**Given instruction:** Lines containing the string "icon" are to be counted; report only how many there are.

»»

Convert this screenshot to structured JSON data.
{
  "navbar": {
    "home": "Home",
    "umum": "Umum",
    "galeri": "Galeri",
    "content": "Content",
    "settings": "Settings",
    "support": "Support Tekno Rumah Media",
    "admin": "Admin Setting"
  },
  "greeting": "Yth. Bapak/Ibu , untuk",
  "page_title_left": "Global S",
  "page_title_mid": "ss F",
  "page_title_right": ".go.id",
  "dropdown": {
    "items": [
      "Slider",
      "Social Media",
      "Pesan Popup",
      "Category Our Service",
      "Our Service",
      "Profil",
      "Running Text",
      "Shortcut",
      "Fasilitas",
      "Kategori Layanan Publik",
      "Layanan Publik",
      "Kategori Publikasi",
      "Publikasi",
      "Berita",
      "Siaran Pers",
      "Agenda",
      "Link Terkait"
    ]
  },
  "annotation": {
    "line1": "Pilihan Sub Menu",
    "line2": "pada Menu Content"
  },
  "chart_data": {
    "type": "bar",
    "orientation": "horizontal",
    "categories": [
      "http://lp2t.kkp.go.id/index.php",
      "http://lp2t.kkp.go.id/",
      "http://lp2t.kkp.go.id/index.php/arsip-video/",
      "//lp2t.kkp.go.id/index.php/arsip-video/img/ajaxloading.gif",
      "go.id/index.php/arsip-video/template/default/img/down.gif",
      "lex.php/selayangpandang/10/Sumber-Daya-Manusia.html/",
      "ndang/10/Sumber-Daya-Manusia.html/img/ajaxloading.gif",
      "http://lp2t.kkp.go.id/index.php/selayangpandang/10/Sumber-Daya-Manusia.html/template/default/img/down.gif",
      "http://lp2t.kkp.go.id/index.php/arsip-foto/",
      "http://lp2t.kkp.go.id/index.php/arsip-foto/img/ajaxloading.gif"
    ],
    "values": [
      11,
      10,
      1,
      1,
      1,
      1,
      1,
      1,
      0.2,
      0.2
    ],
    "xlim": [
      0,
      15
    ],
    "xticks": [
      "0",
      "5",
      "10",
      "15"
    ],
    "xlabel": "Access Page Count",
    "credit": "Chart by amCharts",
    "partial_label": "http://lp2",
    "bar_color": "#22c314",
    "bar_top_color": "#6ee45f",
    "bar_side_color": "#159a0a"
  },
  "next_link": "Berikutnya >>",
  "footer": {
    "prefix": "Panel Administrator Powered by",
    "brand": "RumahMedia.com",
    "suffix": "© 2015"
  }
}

««
»»

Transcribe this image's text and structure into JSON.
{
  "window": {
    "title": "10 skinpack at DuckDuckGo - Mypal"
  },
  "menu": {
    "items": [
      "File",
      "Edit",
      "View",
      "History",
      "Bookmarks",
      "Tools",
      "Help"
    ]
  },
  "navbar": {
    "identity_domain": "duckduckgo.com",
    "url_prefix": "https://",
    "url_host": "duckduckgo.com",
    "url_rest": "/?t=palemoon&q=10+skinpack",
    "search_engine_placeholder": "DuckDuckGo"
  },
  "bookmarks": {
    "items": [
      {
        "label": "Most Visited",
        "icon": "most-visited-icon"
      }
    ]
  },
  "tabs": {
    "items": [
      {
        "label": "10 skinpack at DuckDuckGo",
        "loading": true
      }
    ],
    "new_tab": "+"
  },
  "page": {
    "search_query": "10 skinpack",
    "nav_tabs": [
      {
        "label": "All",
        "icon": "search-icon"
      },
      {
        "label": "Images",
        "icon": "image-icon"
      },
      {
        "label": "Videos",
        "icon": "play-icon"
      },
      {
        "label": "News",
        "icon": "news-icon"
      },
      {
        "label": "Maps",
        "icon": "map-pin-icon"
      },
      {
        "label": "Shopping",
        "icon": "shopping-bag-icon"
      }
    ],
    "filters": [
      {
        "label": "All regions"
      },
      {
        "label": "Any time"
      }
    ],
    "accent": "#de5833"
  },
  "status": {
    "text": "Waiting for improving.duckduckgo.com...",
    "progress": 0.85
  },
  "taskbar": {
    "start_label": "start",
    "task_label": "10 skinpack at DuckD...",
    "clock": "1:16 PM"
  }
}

««

**Output of the task:** 7